» **Data for the task**
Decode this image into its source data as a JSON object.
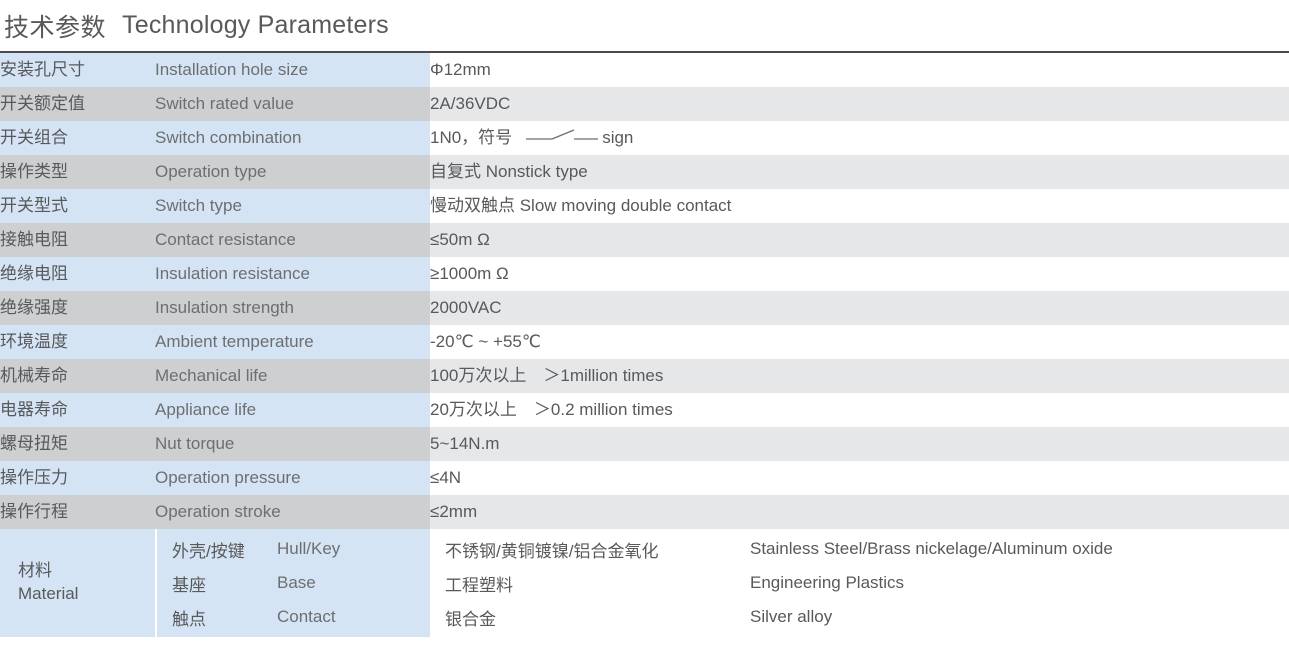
{
  "header": {
    "title_cn": "技术参数",
    "title_en": "Technology Parameters"
  },
  "table": {
    "rows": [
      {
        "cn": "安装孔尺寸",
        "en": "Installation hole size",
        "value": "Φ12mm"
      },
      {
        "cn": "开关额定值",
        "en": "Switch rated value",
        "value": "2A/36VDC"
      },
      {
        "cn": "开关组合",
        "en": "Switch combination",
        "value_pre": "1N0，符号",
        "value_post": "sign",
        "has_symbol": true
      },
      {
        "cn": "操作类型",
        "en": "Operation type",
        "value": "自复式 Nonstick type"
      },
      {
        "cn": "开关型式",
        "en": "Switch type",
        "value": "慢动双触点 Slow moving double contact"
      },
      {
        "cn": "接触电阻",
        "en": "Contact resistance",
        "value": "≤50m Ω"
      },
      {
        "cn": "绝缘电阻",
        "en": "Insulation resistance",
        "value": "≥1000m Ω"
      },
      {
        "cn": "绝缘强度",
        "en": "Insulation strength",
        "value": "2000VAC"
      },
      {
        "cn": "环境温度",
        "en": "Ambient temperature",
        "value": "-20℃ ~ +55℃"
      },
      {
        "cn": "机械寿命",
        "en": "Mechanical life",
        "value": "100万次以上　＞1million times"
      },
      {
        "cn": "电器寿命",
        "en": "Appliance life",
        "value": "20万次以上　＞0.2 million times"
      },
      {
        "cn": "螺母扭矩",
        "en": "Nut torque",
        "value": "5~14N.m"
      },
      {
        "cn": "操作压力",
        "en": "Operation pressure",
        "value": "≤4N"
      },
      {
        "cn": "操作行程",
        "en": "Operation stroke",
        "value": "≤2mm"
      }
    ]
  },
  "material": {
    "label_cn": "材料",
    "label_en": "Material",
    "items": [
      {
        "sub_cn": "外壳/按键",
        "sub_en": "Hull/Key",
        "value_cn": "不锈钢/黄铜镀镍/铝合金氧化",
        "value_en": "Stainless Steel/Brass nickelage/Aluminum oxide"
      },
      {
        "sub_cn": "基座",
        "sub_en": "Base",
        "value_cn": "工程塑料",
        "value_en": "Engineering Plastics"
      },
      {
        "sub_cn": "触点",
        "sub_en": "Contact",
        "value_cn": "银合金",
        "value_en": "Silver alloy"
      }
    ]
  },
  "colors": {
    "tint_blue": "#d4e4f4",
    "tint_gray": "#cdcfd1",
    "value_gray": "#e6e7e9",
    "text": "#58595b",
    "rule": "#4a4a4c"
  }
}
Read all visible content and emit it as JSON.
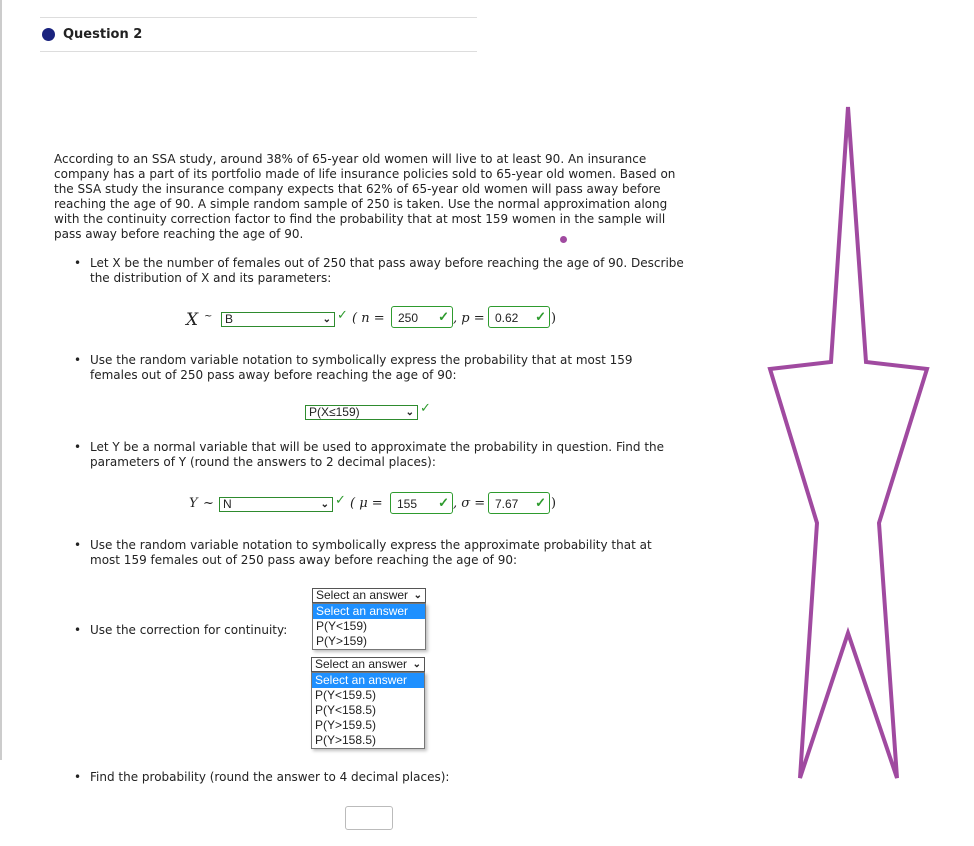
{
  "question": {
    "title": "Question 2"
  },
  "problem": "According to an SSA study, around 38% of 65-year old women will live to at least 90. An insurance company has a part of its portfolio made of life insurance policies sold to 65-year old women. Based on the SSA study the insurance company expects that 62% of 65-year old women will pass away before reaching the age of 90. A simple random sample of 250 is taken. Use the normal approximation along with the continuity correction factor to find the probability that at most 159 women in the sample will pass away before reaching the age of 90.",
  "parts": [
    {
      "text": "Let X  be the number of females out of 250 that pass away before reaching the age of 90. Describe the distribution of X  and its parameters:"
    },
    {
      "text": "Use the random variable notation to symbolically express the probability that at most 159 females out of 250 pass away before reaching the age of 90:"
    },
    {
      "text": "Let Y be a normal variable that will be used to approximate the probability in question. Find the parameters of Y (round the answers to 2 decimal places):"
    },
    {
      "text": "Use the random variable notation to symbolically express the approximate probability that at most 159 females out of 250 pass away before reaching the age of 90:"
    },
    {
      "text": "Use the correction for continuity:"
    },
    {
      "text": "Find the probability (round the answer to 4 decimal places):"
    }
  ],
  "x_dist": {
    "var": "X",
    "tilde": "~",
    "dist": "B",
    "n_label": "( n =",
    "n": "250",
    "p_label": ", p =",
    "p": "0.62",
    "close": ")"
  },
  "x_prob": {
    "value": "P(X≤159)"
  },
  "y_dist": {
    "var": "Y",
    "tilde": "~",
    "dist": "N",
    "mu_label": "( μ =",
    "mu": "155",
    "sigma_label": ", σ =",
    "sigma": "7.67",
    "close": ")"
  },
  "dropdown1": {
    "selected": "Select an answer",
    "options": [
      "Select an answer",
      "P(Y<159)",
      "P(Y>159)"
    ]
  },
  "dropdown2": {
    "selected": "Select an answer",
    "options": [
      "Select an answer",
      "P(Y<159.5)",
      "P(Y<158.5)",
      "P(Y>159.5)",
      "P(Y>158.5)"
    ]
  },
  "answer": {
    "value": ""
  },
  "colors": {
    "correct": "#2e9b2e",
    "highlight": "#1e90ff",
    "drawing": "#a04aa0",
    "question_dot": "#1a237e"
  },
  "icons": {
    "check": "checkmark-icon",
    "chevron": "chevron-down-icon"
  }
}
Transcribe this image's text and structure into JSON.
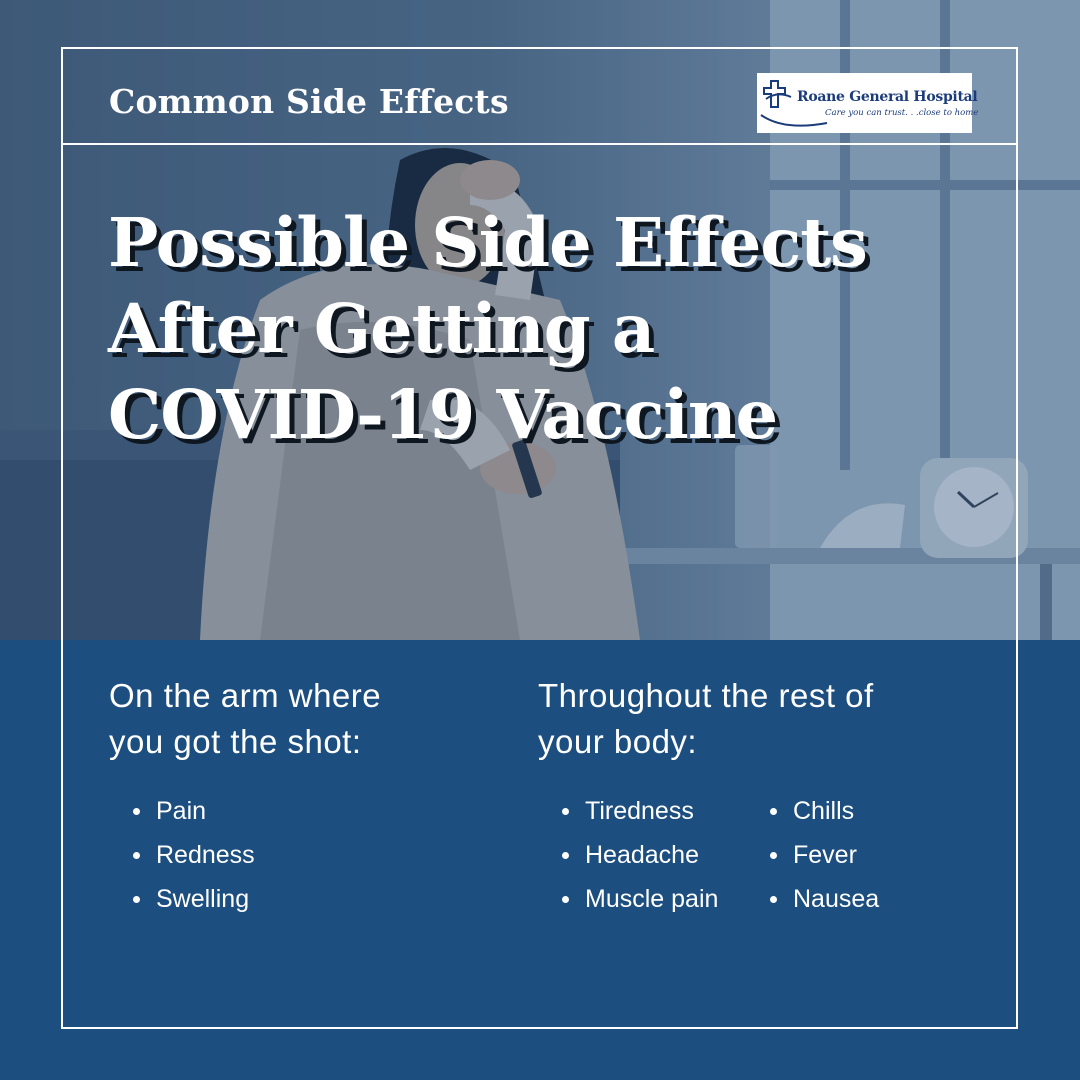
{
  "header": {
    "title": "Common Side Effects"
  },
  "logo": {
    "name": "Roane General Hospital",
    "tagline": "Care you can trust. . .close to home"
  },
  "headline": {
    "lines": [
      "Possible Side Effects",
      "After Getting a",
      "COVID-19 Vaccine"
    ]
  },
  "arm_section": {
    "heading_lines": [
      "On the arm where",
      "you got the shot:"
    ],
    "items": [
      "Pain",
      "Redness",
      "Swelling"
    ]
  },
  "body_section": {
    "heading_lines": [
      "Throughout the rest of",
      "your body:"
    ],
    "items_col1": [
      "Tiredness",
      "Headache",
      "Muscle pain"
    ],
    "items_col2": [
      "Chills",
      "Fever",
      "Nausea"
    ]
  },
  "colors": {
    "panel_blue": "#1c4e80",
    "logo_blue": "#1b3c7a",
    "text": "#ffffff"
  }
}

» **What the task asks**
Check each line above for the word "Operation", and copy the lines where it appears.

» **Complete answer**
        "en": "Operation type",
        "en": "Operation pressure",
        "en": "Operation stroke",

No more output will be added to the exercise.